### Task brief
Report, as a bare number, how many lines of the material below contain the word "وقال".

### Stored records
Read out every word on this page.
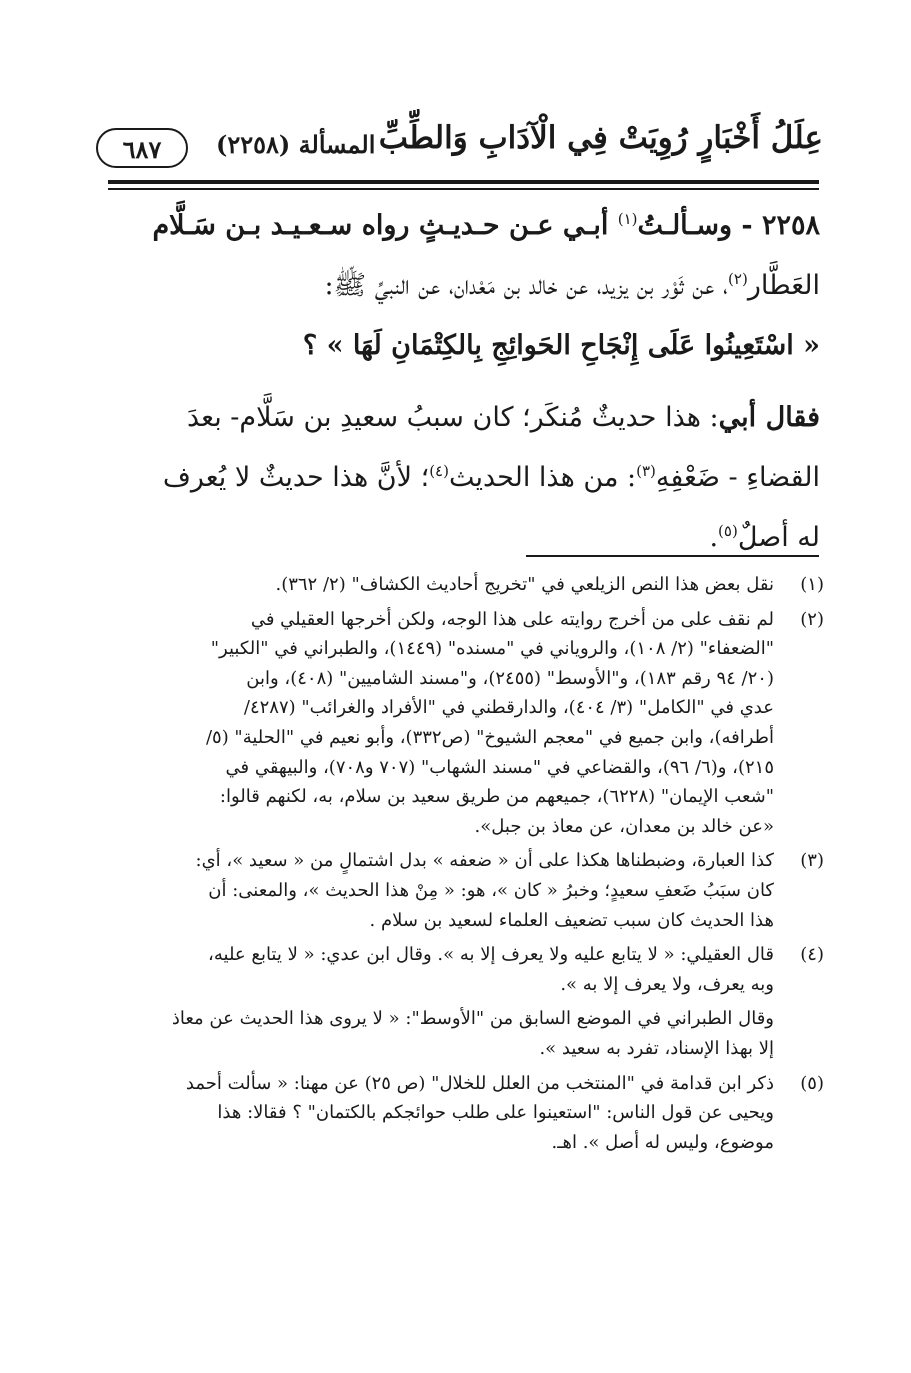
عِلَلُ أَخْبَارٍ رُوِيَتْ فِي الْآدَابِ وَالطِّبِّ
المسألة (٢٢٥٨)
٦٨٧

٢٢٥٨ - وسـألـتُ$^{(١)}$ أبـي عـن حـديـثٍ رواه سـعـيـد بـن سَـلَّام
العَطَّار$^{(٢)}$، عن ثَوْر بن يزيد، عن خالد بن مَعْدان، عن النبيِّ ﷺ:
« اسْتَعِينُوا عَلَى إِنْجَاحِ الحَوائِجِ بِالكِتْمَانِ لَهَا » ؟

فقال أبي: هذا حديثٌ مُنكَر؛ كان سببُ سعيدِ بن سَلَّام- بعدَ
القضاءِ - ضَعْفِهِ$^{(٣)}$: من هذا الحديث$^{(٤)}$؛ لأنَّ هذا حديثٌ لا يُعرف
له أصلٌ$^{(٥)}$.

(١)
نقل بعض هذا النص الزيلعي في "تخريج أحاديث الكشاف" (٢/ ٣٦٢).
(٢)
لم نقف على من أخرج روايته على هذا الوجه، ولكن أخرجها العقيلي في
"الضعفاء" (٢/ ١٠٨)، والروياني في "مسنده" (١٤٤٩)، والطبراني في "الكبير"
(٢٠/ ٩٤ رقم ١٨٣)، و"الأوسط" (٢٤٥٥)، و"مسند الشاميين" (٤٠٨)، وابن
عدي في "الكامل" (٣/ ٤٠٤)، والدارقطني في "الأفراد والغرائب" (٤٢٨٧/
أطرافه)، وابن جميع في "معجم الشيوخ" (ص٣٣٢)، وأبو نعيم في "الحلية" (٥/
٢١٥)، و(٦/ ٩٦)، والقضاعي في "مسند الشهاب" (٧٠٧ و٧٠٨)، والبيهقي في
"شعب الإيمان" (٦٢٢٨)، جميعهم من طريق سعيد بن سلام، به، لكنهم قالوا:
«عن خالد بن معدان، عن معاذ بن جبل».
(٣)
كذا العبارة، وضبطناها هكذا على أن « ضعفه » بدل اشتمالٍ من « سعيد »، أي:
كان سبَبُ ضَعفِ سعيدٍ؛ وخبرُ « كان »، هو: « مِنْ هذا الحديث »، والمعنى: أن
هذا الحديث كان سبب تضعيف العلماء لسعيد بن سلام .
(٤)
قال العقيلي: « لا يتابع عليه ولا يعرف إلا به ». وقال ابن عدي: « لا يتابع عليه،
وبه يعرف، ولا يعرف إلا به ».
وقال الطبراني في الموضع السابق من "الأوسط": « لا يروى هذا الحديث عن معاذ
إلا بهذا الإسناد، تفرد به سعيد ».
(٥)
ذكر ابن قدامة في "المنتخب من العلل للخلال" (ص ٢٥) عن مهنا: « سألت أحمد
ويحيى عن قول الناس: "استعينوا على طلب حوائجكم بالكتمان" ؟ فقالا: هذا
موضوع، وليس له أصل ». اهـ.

==

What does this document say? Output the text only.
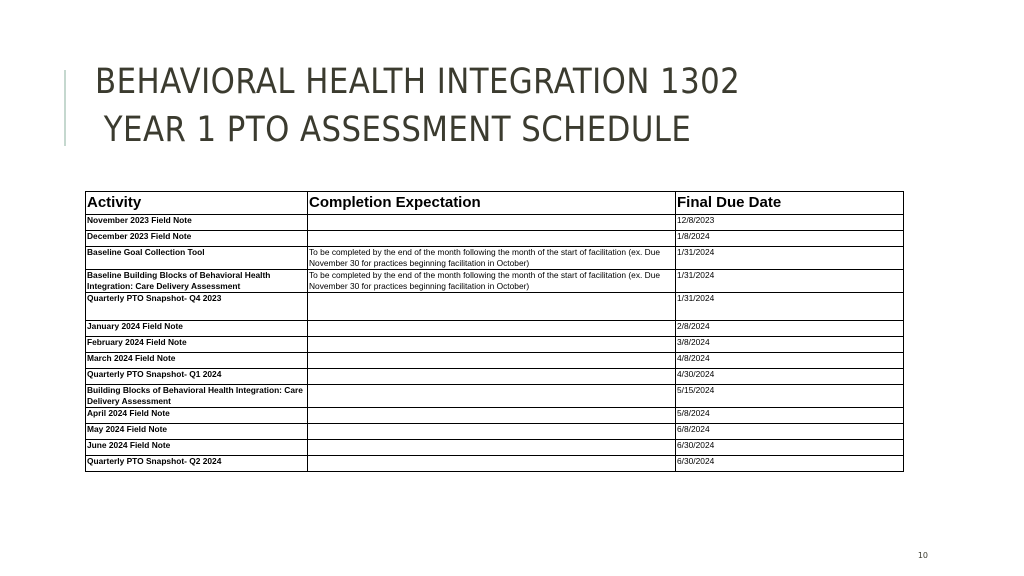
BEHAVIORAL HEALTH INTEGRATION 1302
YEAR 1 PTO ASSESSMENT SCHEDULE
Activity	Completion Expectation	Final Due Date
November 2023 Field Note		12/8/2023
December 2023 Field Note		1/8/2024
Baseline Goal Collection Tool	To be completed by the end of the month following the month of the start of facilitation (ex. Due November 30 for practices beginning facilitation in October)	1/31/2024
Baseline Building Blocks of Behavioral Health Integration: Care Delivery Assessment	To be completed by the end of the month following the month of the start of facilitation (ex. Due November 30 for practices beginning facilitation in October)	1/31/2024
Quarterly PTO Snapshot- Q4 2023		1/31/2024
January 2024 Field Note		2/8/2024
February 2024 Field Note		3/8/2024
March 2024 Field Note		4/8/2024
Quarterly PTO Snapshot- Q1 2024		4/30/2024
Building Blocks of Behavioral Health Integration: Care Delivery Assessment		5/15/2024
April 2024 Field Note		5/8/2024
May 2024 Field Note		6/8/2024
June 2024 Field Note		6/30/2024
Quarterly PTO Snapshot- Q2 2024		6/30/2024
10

### Full solution
2